- **TASK STATEMENT**: Gather from the material every line that contains the string "only".

- **RECORDS SUPPLIED**:

....................

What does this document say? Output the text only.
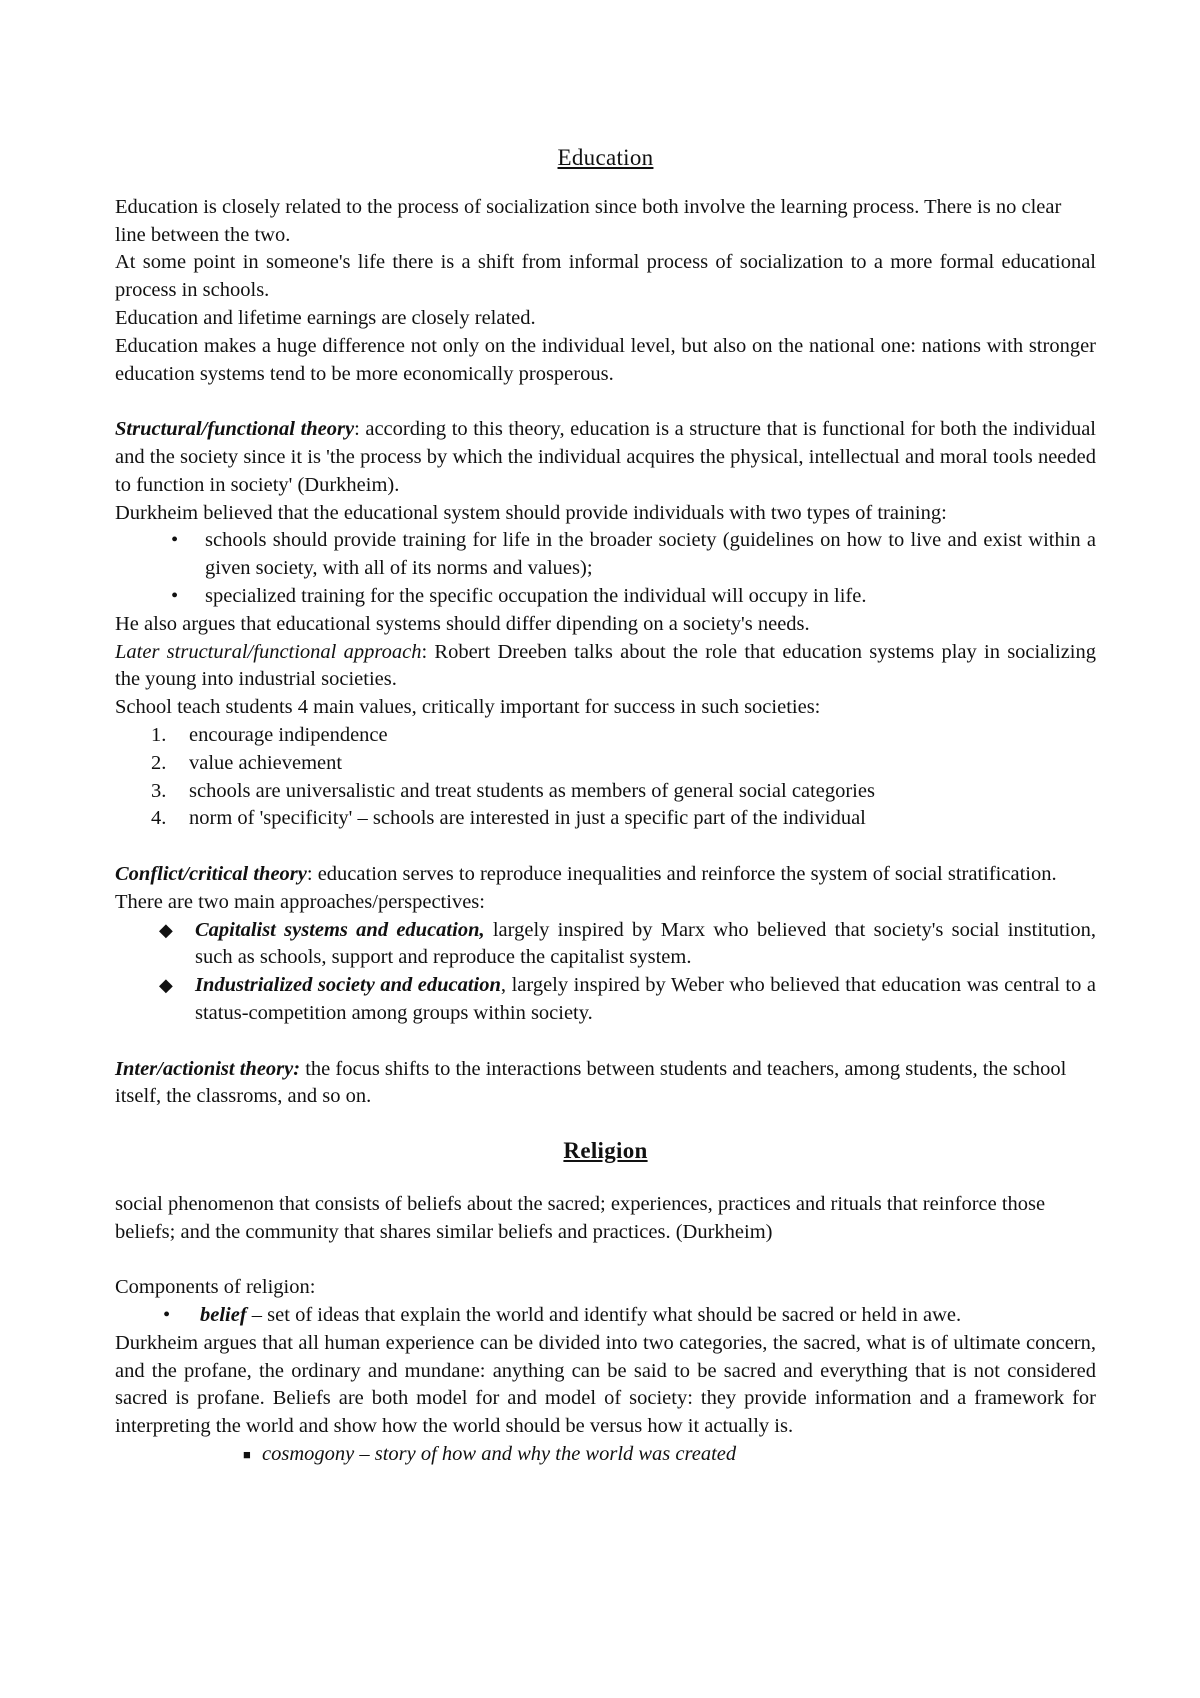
Education

Education is closely related to the process of socialization since both involve the learning process. There is no clear line between the two.

At some point in someone's life there is a shift from informal process of socialization to a more formal educational process in schools.

Education and lifetime earnings are closely related.

Education makes a huge difference not only on the individual level, but also on the national one: nations with stronger education systems tend to be more economically prosperous.

Structural/functional theory: according to this theory, education is a structure that is functional for both the individual and the society since it is 'the process by which the individual acquires the physical, intellectual and moral tools needed to function in society' (Durkheim).

Durkheim believed that the educational system should provide individuals with two types of training:

• schools should provide training for life in the broader society (guidelines on how to live and exist within a given society, with all of its norms and values);
• specialized training for the specific occupation the individual will occupy in life.

He also argues that educational systems should differ dipending on a society's needs.

Later structural/functional approach: Robert Dreeben talks about the role that education systems play in socializing the young into industrial societies.

School teach students 4 main values, critically important for success in such societies:

1. encourage indipendence
2. value achievement
3. schools are universalistic and treat students as members of general social categories
4. norm of 'specificity' – schools are interested in just a specific part of the individual

Conflict/critical theory: education serves to reproduce inequalities and reinforce the system of social stratification.

There are two main approaches/perspectives:

◆ Capitalist systems and education, largely inspired by Marx who believed that society's social institution, such as schools, support and reproduce the capitalist system.
◆ Industrialized society and education, largely inspired by Weber who believed that education was central to a status-competition among groups within society.

Inter/actionist theory: the focus shifts to the interactions between students and teachers, among students, the school itself, the classroms, and so on.

Religion

social phenomenon that consists of beliefs about the sacred; experiences, practices and rituals that reinforce those beliefs; and the community that shares similar beliefs and practices. (Durkheim)

Components of religion:

• belief – set of ideas that explain the world and identify what should be sacred or held in awe.

Durkheim argues that all human experience can be divided into two categories, the sacred, what is of ultimate concern, and the profane, the ordinary and mundane: anything can be said to be sacred and everything that is not considered sacred is profane. Beliefs are both model for and model of society: they provide information and a framework for interpreting the world and show how the world should be versus how it actually is.

■ cosmogony – story of how and why the world was created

....................

- **SOLUTION FOR THIS PROBLEM**:
What does this document say? Output the text only.
Education makes a huge difference not only on the individual level, but also on the national one: nations with stronger education systems tend to be more economically prosperous.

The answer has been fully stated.